(Extracted data entries)
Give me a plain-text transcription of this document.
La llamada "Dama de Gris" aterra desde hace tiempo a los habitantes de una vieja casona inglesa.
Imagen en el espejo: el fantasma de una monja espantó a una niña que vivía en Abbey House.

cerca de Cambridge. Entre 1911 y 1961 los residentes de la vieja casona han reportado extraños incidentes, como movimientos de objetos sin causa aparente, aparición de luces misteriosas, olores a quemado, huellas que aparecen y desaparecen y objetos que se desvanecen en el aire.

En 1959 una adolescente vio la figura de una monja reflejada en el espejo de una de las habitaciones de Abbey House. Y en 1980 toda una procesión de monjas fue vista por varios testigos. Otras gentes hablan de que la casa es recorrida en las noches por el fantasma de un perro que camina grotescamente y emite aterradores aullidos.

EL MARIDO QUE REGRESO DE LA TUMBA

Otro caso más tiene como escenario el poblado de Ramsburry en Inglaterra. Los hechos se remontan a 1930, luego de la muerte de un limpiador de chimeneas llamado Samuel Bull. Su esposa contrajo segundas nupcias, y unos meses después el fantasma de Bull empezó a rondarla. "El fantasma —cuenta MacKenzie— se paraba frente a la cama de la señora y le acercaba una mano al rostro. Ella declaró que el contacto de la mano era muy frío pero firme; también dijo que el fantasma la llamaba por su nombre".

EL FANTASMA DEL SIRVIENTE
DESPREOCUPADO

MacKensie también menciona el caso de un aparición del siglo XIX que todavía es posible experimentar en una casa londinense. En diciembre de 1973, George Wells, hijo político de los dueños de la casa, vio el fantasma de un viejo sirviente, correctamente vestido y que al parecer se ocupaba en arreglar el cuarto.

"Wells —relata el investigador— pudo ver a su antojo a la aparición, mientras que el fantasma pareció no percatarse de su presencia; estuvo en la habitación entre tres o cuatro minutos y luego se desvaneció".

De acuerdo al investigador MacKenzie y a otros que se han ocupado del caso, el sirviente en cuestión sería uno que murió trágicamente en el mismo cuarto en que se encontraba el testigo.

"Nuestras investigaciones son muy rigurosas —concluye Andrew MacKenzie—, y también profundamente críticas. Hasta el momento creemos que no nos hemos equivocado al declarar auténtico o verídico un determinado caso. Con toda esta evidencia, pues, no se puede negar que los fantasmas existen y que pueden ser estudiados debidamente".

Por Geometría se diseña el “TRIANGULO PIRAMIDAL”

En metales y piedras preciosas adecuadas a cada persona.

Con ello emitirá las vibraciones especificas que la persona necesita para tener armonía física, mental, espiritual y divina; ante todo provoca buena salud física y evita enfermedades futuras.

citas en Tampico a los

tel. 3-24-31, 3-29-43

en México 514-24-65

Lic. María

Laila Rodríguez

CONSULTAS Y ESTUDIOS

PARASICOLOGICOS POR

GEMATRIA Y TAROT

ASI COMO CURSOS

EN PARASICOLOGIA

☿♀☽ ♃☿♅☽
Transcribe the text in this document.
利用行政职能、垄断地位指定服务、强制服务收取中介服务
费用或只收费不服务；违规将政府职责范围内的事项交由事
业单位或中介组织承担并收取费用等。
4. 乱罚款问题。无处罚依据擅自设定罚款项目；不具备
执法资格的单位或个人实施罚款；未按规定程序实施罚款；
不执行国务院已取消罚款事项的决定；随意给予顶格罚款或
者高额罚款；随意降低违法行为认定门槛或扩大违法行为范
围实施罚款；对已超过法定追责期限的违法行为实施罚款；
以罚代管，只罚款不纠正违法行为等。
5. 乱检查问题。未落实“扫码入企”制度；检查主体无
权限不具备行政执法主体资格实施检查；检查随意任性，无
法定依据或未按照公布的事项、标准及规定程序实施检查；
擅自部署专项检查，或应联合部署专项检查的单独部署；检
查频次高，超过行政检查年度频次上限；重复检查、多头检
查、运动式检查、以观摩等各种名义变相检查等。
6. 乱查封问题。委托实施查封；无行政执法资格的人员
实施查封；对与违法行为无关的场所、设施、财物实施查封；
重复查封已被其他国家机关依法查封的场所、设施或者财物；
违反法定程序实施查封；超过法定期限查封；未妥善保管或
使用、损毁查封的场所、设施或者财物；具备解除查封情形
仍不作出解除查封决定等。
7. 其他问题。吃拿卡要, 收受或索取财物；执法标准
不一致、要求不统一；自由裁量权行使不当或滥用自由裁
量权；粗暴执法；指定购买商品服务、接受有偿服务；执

(DIRECTIVE) Using the material above, print every entry exactly as written.

(WRITTEN RESPONSE)
Give me a plain-text transcription of this document.
La llamada "Dama de Gris" aterra desde hace tiempo a los habitantes de una vieja casona inglesa.
Imagen en el espejo: el fantasma de una monja espantó a una niña que vivía en Abbey House.

cerca de Cambridge. Entre 1911 y 1961 los residentes de la vieja casona han reportado extraños incidentes, como movimientos de objetos sin causa aparente, aparición de luces misteriosas, olores a quemado, huellas que aparecen y desaparecen y objetos que se desvanecen en el aire.

En 1959 una adolescente vio la figura de una monja reflejada en el espejo de una de las habitaciones de Abbey House. Y en 1980 toda una procesión de monjas fue vista por varios testigos. Otras gentes hablan de que la casa es recorrida en las noches por el fantasma de un perro que camina grotescamente y emite aterradores aullidos.

EL MARIDO QUE REGRESO DE LA TUMBA

Otro caso más tiene como escenario el poblado de Ramsburry en Inglaterra. Los hechos se remontan a 1930, luego de la muerte de un limpiador de chimeneas llamado Samuel Bull. Su esposa contrajo segundas nupcias, y unos meses después el fantasma de Bull empezó a rondarla. "El fantasma —cuenta MacKenzie— se paraba frente a la cama de la señora y le acercaba una mano al rostro. Ella declaró que el contacto de la mano era muy frío pero firme; también dijo que el fantasma la llamaba por su nombre".

EL FANTASMA DEL SIRVIENTE
DESPREOCUPADO

MacKensie también menciona el caso de un aparición del siglo XIX que todavía es posible experimentar en una casa londinense. En diciembre de 1973, George Wells, hijo político de los dueños de la casa, vio el fantasma de un viejo sirviente, correctamente vestido y que al parecer se ocupaba en arreglar el cuarto.

"Wells —relata el investigador— pudo ver a su antojo a la aparición, mientras que el fantasma pareció no percatarse de su presencia; estuvo en la habitación entre tres o cuatro minutos y luego se desvaneció".

De acuerdo al investigador MacKenzie y a otros que se han ocupado del caso, el sirviente en cuestión sería uno que murió trágicamente en el mismo cuarto en que se encontraba el testigo.

"Nuestras investigaciones son muy rigurosas —concluye Andrew MacKenzie—, y también profundamente críticas. Hasta el momento creemos que no nos hemos equivocado al declarar auténtico o verídico un determinado caso. Con toda esta evidencia, pues, no se puede negar que los fantasmas existen y que pueden ser estudiados debidamente".

Por Geometría se diseña el “TRIANGULO PIRAMIDAL”

En metales y piedras preciosas adecuadas a cada persona.

Con ello emitirá las vibraciones especificas que la persona necesita para tener armonía física, mental, espiritual y divina; ante todo provoca buena salud física y evita enfermedades futuras.

citas en Tampico a los

tel. 3-24-31, 3-29-43

en México 514-24-65

Lic. María

Laila Rodríguez

CONSULTAS Y ESTUDIOS

PARASICOLOGICOS POR

GEMATRIA Y TAROT

ASI COMO CURSOS

EN PARASICOLOGIA

☿♀☽ ♃☿♅☽
Transcribe the text in this document.
利用行政职能、垄断地位指定服务、强制服务收取中介服务
费用或只收费不服务；违规将政府职责范围内的事项交由事
业单位或中介组织承担并收取费用等。
4. 乱罚款问题。无处罚依据擅自设定罚款项目；不具备
执法资格的单位或个人实施罚款；未按规定程序实施罚款；
不执行国务院已取消罚款事项的决定；随意给予顶格罚款或
者高额罚款；随意降低违法行为认定门槛或扩大违法行为范
围实施罚款；对已超过法定追责期限的违法行为实施罚款；
以罚代管，只罚款不纠正违法行为等。
5. 乱检查问题。未落实“扫码入企”制度；检查主体无
权限不具备行政执法主体资格实施检查；检查随意任性，无
法定依据或未按照公布的事项、标准及规定程序实施检查；
擅自部署专项检查，或应联合部署专项检查的单独部署；检
查频次高，超过行政检查年度频次上限；重复检查、多头检
查、运动式检查、以观摩等各种名义变相检查等。
6. 乱查封问题。委托实施查封；无行政执法资格的人员
实施查封；对与违法行为无关的场所、设施、财物实施查封；
重复查封已被其他国家机关依法查封的场所、设施或者财物；
违反法定程序实施查封；超过法定期限查封；未妥善保管或
使用、损毁查封的场所、设施或者财物；具备解除查封情形
仍不作出解除查封决定等。
7. 其他问题。吃拿卡要, 收受或索取财物；执法标准
不一致、要求不统一；自由裁量权行使不当或滥用自由裁
量权；粗暴执法；指定购买商品服务、接受有偿服务；执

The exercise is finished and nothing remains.